Stated problem |
Find how many lines in the material contain "good"; your answer should be that number alone.

# Supplied records start

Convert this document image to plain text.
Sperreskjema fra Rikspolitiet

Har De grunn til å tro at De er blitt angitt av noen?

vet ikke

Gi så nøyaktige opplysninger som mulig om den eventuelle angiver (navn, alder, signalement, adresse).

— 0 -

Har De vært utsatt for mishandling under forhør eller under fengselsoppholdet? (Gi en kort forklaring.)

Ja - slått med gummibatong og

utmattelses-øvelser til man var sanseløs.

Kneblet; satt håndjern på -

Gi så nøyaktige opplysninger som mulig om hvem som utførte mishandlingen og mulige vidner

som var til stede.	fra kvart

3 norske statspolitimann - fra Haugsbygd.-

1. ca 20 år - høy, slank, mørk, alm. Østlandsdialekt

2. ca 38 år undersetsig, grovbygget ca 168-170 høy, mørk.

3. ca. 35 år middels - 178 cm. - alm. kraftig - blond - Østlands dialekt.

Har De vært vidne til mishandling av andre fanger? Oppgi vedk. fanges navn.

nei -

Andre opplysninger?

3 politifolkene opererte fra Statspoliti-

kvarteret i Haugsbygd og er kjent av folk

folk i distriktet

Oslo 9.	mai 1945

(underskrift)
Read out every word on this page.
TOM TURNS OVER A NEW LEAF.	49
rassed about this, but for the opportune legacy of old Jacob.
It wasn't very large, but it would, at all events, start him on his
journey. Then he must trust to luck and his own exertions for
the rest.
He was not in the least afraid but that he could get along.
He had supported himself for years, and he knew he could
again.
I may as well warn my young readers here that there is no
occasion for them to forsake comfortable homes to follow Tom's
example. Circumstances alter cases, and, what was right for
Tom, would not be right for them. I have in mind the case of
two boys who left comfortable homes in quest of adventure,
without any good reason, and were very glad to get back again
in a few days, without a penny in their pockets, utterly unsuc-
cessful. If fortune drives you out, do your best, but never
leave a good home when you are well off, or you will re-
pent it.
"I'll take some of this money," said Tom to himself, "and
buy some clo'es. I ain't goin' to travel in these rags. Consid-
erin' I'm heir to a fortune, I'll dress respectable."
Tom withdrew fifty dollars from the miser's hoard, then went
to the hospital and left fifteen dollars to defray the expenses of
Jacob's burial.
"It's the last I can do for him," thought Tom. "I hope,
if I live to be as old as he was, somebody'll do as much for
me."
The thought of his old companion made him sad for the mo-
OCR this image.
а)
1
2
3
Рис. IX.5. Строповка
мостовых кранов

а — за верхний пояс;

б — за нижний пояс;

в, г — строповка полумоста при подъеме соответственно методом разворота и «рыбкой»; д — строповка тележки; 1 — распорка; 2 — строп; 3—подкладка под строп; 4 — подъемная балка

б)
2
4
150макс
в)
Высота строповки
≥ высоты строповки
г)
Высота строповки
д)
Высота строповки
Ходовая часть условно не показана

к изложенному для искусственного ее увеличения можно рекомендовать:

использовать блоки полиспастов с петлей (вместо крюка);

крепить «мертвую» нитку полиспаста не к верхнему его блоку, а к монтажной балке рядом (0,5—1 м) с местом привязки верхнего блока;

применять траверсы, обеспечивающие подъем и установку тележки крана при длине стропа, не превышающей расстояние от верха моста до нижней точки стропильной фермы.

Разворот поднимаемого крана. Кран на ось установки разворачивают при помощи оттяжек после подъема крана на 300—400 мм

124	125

# Supplied records end

Task solution |
2